BEGIN SUPPLIED ENTRIES

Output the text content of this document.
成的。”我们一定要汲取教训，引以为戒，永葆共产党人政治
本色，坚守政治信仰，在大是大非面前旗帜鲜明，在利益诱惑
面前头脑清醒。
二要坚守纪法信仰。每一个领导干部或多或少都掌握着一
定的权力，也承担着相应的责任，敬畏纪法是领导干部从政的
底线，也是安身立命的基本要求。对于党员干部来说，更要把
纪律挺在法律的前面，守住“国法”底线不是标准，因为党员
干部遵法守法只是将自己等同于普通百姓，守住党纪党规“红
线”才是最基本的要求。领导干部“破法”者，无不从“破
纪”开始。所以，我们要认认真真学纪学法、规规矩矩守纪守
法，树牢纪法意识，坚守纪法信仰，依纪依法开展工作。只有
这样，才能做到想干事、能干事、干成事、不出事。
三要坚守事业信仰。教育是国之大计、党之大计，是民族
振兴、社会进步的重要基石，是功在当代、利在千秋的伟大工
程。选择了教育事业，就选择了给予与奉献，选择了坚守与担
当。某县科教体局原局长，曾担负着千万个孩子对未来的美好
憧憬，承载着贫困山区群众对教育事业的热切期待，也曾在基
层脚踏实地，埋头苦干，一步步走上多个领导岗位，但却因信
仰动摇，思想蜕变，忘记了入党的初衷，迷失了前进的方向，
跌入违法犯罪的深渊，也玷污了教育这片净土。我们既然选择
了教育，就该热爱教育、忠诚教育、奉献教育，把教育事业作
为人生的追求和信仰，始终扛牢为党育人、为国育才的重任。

END SUPPLIED ENTRIES

AIM OF THE EXERCISE:
Give back the whole listing exactly as it reads.

REPLY:
Output the text content of this document.
成的。”我们一定要汲取教训，引以为戒，永葆共产党人政治
本色，坚守政治信仰，在大是大非面前旗帜鲜明，在利益诱惑
面前头脑清醒。
二要坚守纪法信仰。每一个领导干部或多或少都掌握着一
定的权力，也承担着相应的责任，敬畏纪法是领导干部从政的
底线，也是安身立命的基本要求。对于党员干部来说，更要把
纪律挺在法律的前面，守住“国法”底线不是标准，因为党员
干部遵法守法只是将自己等同于普通百姓，守住党纪党规“红
线”才是最基本的要求。领导干部“破法”者，无不从“破
纪”开始。所以，我们要认认真真学纪学法、规规矩矩守纪守
法，树牢纪法意识，坚守纪法信仰，依纪依法开展工作。只有
这样，才能做到想干事、能干事、干成事、不出事。
三要坚守事业信仰。教育是国之大计、党之大计，是民族
振兴、社会进步的重要基石，是功在当代、利在千秋的伟大工
程。选择了教育事业，就选择了给予与奉献，选择了坚守与担
当。某县科教体局原局长，曾担负着千万个孩子对未来的美好
憧憬，承载着贫困山区群众对教育事业的热切期待，也曾在基
层脚踏实地，埋头苦干，一步步走上多个领导岗位，但却因信
仰动摇，思想蜕变，忘记了入党的初衷，迷失了前进的方向，
跌入违法犯罪的深渊，也玷污了教育这片净土。我们既然选择
了教育，就该热爱教育、忠诚教育、奉献教育，把教育事业作
为人生的追求和信仰，始终扛牢为党育人、为国育才的重任。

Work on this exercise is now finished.